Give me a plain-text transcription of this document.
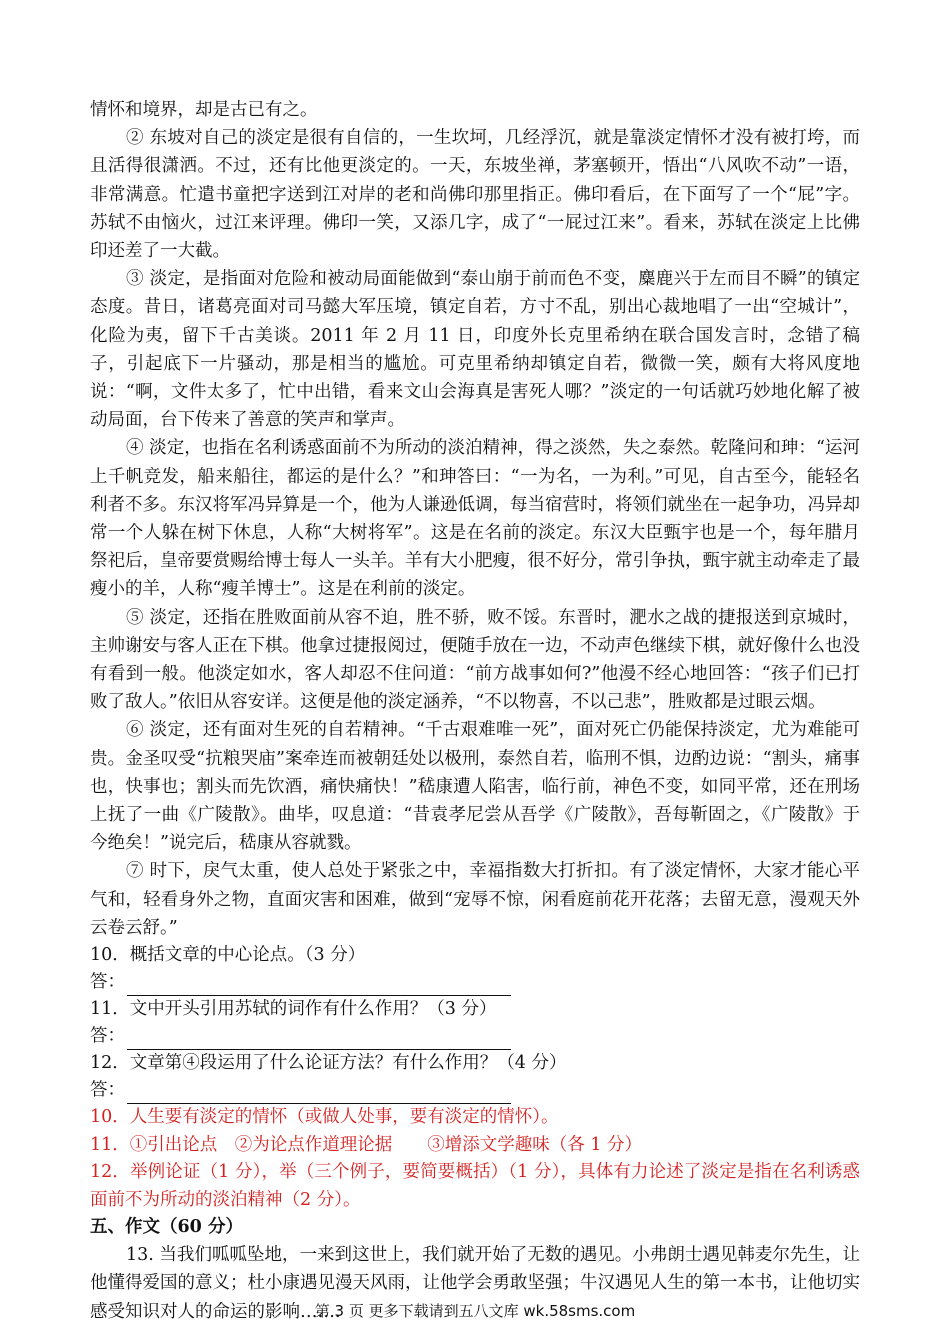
情怀和境界，却是古已有之。

② 东坡对自己的淡定是很有自信的，一生坎坷，几经浮沉，就是靠淡定情怀才没有被打垮，而且活得很潇洒。不过，还有比他更淡定的。一天，东坡坐禅，茅塞顿开，悟出“八风吹不动”一语，非常满意。忙遣书童把字送到江对岸的老和尚佛印那里指正。佛印看后，在下面写了一个“屁”字。苏轼不由恼火，过江来评理。佛印一笑，又添几字，成了“一屁过江来”。看来，苏轼在淡定上比佛印还差了一大截。

③ 淡定，是指面对危险和被动局面能做到“泰山崩于前而色不变，麋鹿兴于左而目不瞬”的镇定态度。昔日，诸葛亮面对司马懿大军压境，镇定自若，方寸不乱，别出心裁地唱了一出“空城计”，化险为夷，留下千古美谈。2011 年 2 月 11 日，印度外长克里希纳在联合国发言时，念错了稿子，引起底下一片骚动，那是相当的尴尬。可克里希纳却镇定自若，微微一笑，颇有大将风度地说：“啊，文件太多了，忙中出错，看来文山会海真是害死人哪？”淡定的一句话就巧妙地化解了被动局面，台下传来了善意的笑声和掌声。

④ 淡定，也指在名利诱惑面前不为所动的淡泊精神，得之淡然，失之泰然。乾隆问和珅：“运河上千帆竞发，船来船往，都运的是什么？”和珅答曰：“一为名，一为利。”可见，自古至今，能轻名利者不多。东汉将军冯异算是一个，他为人谦逊低调，每当宿营时，将领们就坐在一起争功，冯异却常一个人躲在树下休息，人称“大树将军”。这是在名前的淡定。东汉大臣甄宇也是一个，每年腊月祭祀后，皇帝要赏赐给博士每人一头羊。羊有大小肥瘦，很不好分，常引争执，甄宇就主动牵走了最瘦小的羊，人称“瘦羊博士”。这是在利前的淡定。

⑤ 淡定，还指在胜败面前从容不迫，胜不骄，败不馁。东晋时，淝水之战的捷报送到京城时，主帅谢安与客人正在下棋。他拿过捷报阅过，便随手放在一边，不动声色继续下棋，就好像什么也没有看到一般。他淡定如水，客人却忍不住问道：“前方战事如何?”他漫不经心地回答：“孩子们已打败了敌人。”依旧从容安详。这便是他的淡定涵养，“不以物喜，不以己悲”，胜败都是过眼云烟。

⑥ 淡定，还有面对生死的自若精神。“千古艰难唯一死”，面对死亡仍能保持淡定，尤为难能可贵。金圣叹受“抗粮哭庙”案牵连而被朝廷处以极刑，泰然自若，临刑不惧，边酌边说：“割头，痛事也，快事也；割头而先饮酒，痛快痛快！”嵇康遭人陷害，临行前，神色不变，如同平常，还在刑场上抚了一曲《广陵散》。曲毕，叹息道：“昔袁孝尼尝从吾学《广陵散》，吾每靳固之，《广陵散》于今绝矣！”说完后，嵇康从容就戮。

⑦ 时下，戾气太重，使人总处于紧张之中，幸福指数大打折扣。有了淡定情怀，大家才能心平气和，轻看身外之物，直面灾害和困难，做到“宠辱不惊，闲看庭前花开花落；去留无意，漫观天外云卷云舒。”

10．概括文章的中心论点。（3 分）

答：

11．文中开头引用苏轼的词作有什么作用？（3 分）

答：

12．文章第④段运用了什么论证方法？有什么作用？（4 分）

答：

10．人生要有淡定的情怀（或做人处事，要有淡定的情怀）。

11．①引出论点　②为论点作道理论据　　③增添文学趣味（各 1 分）

12．举例论证（1 分），举（三个例子，要简要概括）（1 分），具体有力论述了淡定是指在名利诱惑面前不为所动的淡泊精神（2 分）。

五、作文（60 分）

13. 当我们呱呱坠地，一来到这世上，我们就开始了无数的遇见。小弗朗士遇见韩麦尔先生，让他懂得爱国的意义；杜小康遇见漫天风雨，让他学会勇敢坚强；牛汉遇见人生的第一本书，让他切实感受知识对人的命运的影响…….

第 3 页 更多下载请到五八文库 wk.58sms.com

————

### Stated goal:
Write out the entries again, exactly as given, skipping any images.

### Right answer:
Give me a plain-text transcription of this document.
情怀和境界，却是古已有之。

② 东坡对自己的淡定是很有自信的，一生坎坷，几经浮沉，就是靠淡定情怀才没有被打垮，而且活得很潇洒。不过，还有比他更淡定的。一天，东坡坐禅，茅塞顿开，悟出“八风吹不动”一语，非常满意。忙遣书童把字送到江对岸的老和尚佛印那里指正。佛印看后，在下面写了一个“屁”字。苏轼不由恼火，过江来评理。佛印一笑，又添几字，成了“一屁过江来”。看来，苏轼在淡定上比佛印还差了一大截。

③ 淡定，是指面对危险和被动局面能做到“泰山崩于前而色不变，麋鹿兴于左而目不瞬”的镇定态度。昔日，诸葛亮面对司马懿大军压境，镇定自若，方寸不乱，别出心裁地唱了一出“空城计”，化险为夷，留下千古美谈。2011 年 2 月 11 日，印度外长克里希纳在联合国发言时，念错了稿子，引起底下一片骚动，那是相当的尴尬。可克里希纳却镇定自若，微微一笑，颇有大将风度地说：“啊，文件太多了，忙中出错，看来文山会海真是害死人哪？”淡定的一句话就巧妙地化解了被动局面，台下传来了善意的笑声和掌声。

④ 淡定，也指在名利诱惑面前不为所动的淡泊精神，得之淡然，失之泰然。乾隆问和珅：“运河上千帆竞发，船来船往，都运的是什么？”和珅答曰：“一为名，一为利。”可见，自古至今，能轻名利者不多。东汉将军冯异算是一个，他为人谦逊低调，每当宿营时，将领们就坐在一起争功，冯异却常一个人躲在树下休息，人称“大树将军”。这是在名前的淡定。东汉大臣甄宇也是一个，每年腊月祭祀后，皇帝要赏赐给博士每人一头羊。羊有大小肥瘦，很不好分，常引争执，甄宇就主动牵走了最瘦小的羊，人称“瘦羊博士”。这是在利前的淡定。

⑤ 淡定，还指在胜败面前从容不迫，胜不骄，败不馁。东晋时，淝水之战的捷报送到京城时，主帅谢安与客人正在下棋。他拿过捷报阅过，便随手放在一边，不动声色继续下棋，就好像什么也没有看到一般。他淡定如水，客人却忍不住问道：“前方战事如何?”他漫不经心地回答：“孩子们已打败了敌人。”依旧从容安详。这便是他的淡定涵养，“不以物喜，不以己悲”，胜败都是过眼云烟。

⑥ 淡定，还有面对生死的自若精神。“千古艰难唯一死”，面对死亡仍能保持淡定，尤为难能可贵。金圣叹受“抗粮哭庙”案牵连而被朝廷处以极刑，泰然自若，临刑不惧，边酌边说：“割头，痛事也，快事也；割头而先饮酒，痛快痛快！”嵇康遭人陷害，临行前，神色不变，如同平常，还在刑场上抚了一曲《广陵散》。曲毕，叹息道：“昔袁孝尼尝从吾学《广陵散》，吾每靳固之，《广陵散》于今绝矣！”说完后，嵇康从容就戮。

⑦ 时下，戾气太重，使人总处于紧张之中，幸福指数大打折扣。有了淡定情怀，大家才能心平气和，轻看身外之物，直面灾害和困难，做到“宠辱不惊，闲看庭前花开花落；去留无意，漫观天外云卷云舒。”

10．概括文章的中心论点。（3 分）

答：

11．文中开头引用苏轼的词作有什么作用？（3 分）

答：

12．文章第④段运用了什么论证方法？有什么作用？（4 分）

答：

10．人生要有淡定的情怀（或做人处事，要有淡定的情怀）。

11．①引出论点　②为论点作道理论据　　③增添文学趣味（各 1 分）

12．举例论证（1 分），举（三个例子，要简要概括）（1 分），具体有力论述了淡定是指在名利诱惑面前不为所动的淡泊精神（2 分）。

五、作文（60 分）

13. 当我们呱呱坠地，一来到这世上，我们就开始了无数的遇见。小弗朗士遇见韩麦尔先生，让他懂得爱国的意义；杜小康遇见漫天风雨，让他学会勇敢坚强；牛汉遇见人生的第一本书，让他切实感受知识对人的命运的影响…….

第 3 页 更多下载请到五八文库 wk.58sms.com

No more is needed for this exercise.